Figure contents as structured data:
....
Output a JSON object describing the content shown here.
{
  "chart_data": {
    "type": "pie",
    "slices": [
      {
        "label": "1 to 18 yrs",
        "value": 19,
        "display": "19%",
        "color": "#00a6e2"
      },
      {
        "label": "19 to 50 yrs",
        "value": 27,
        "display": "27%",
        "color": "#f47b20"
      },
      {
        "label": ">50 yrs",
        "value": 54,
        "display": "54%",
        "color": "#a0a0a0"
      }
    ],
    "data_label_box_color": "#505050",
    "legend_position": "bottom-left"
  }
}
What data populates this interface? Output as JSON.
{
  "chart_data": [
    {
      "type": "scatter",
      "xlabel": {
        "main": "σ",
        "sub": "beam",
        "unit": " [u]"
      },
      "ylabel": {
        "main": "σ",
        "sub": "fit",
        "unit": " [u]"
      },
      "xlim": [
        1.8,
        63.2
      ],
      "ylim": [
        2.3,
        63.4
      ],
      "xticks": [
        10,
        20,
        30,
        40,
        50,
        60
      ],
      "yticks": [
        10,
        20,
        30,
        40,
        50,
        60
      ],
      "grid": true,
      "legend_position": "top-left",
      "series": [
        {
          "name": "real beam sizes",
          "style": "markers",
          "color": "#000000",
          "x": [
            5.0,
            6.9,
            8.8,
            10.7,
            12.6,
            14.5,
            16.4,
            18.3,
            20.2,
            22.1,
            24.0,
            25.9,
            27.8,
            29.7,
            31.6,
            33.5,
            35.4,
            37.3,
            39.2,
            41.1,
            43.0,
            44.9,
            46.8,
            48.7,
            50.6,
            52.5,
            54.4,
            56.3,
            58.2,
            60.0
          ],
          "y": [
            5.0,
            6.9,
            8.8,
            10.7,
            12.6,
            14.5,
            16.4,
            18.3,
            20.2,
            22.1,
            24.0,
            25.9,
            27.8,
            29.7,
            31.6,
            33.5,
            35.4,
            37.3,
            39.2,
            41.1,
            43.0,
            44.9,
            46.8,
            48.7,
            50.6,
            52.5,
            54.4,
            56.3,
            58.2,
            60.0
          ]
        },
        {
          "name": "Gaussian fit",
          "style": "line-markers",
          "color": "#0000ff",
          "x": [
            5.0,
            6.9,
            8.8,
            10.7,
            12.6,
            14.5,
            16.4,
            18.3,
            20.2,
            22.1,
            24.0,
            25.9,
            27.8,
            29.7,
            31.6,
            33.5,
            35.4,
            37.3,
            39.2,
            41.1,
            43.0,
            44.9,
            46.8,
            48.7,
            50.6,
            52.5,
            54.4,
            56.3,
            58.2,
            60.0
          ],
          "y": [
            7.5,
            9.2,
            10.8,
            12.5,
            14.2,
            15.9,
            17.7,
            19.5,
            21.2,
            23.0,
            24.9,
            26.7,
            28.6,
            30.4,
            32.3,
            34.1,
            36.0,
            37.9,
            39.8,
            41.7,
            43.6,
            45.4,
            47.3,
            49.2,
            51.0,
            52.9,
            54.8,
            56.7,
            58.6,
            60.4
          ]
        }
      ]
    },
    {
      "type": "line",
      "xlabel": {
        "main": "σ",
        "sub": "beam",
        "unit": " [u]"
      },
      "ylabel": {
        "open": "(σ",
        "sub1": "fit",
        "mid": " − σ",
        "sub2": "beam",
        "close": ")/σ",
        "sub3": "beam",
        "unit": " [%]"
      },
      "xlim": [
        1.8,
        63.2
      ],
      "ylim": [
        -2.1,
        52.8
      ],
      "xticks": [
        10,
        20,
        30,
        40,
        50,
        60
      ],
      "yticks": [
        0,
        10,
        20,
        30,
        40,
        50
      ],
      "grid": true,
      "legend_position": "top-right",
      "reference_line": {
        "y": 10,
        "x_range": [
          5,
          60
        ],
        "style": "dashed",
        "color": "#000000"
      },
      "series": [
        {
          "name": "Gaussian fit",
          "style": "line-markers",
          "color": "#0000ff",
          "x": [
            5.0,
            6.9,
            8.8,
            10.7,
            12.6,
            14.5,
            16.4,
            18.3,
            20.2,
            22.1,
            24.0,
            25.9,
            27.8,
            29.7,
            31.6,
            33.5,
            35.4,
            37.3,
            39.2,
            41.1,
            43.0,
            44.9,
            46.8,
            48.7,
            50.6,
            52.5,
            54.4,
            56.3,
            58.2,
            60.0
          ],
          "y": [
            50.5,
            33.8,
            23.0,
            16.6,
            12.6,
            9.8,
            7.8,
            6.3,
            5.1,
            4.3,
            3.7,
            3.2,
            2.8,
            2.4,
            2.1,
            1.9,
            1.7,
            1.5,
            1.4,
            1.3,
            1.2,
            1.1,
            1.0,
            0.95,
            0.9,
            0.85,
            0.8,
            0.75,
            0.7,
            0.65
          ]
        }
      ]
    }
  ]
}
....
Brief => Pull out all lines containing the word "left" from the entries above.

Problem solution =>
    "legend_position": "bottom-left"
      "legend_position": "top-left",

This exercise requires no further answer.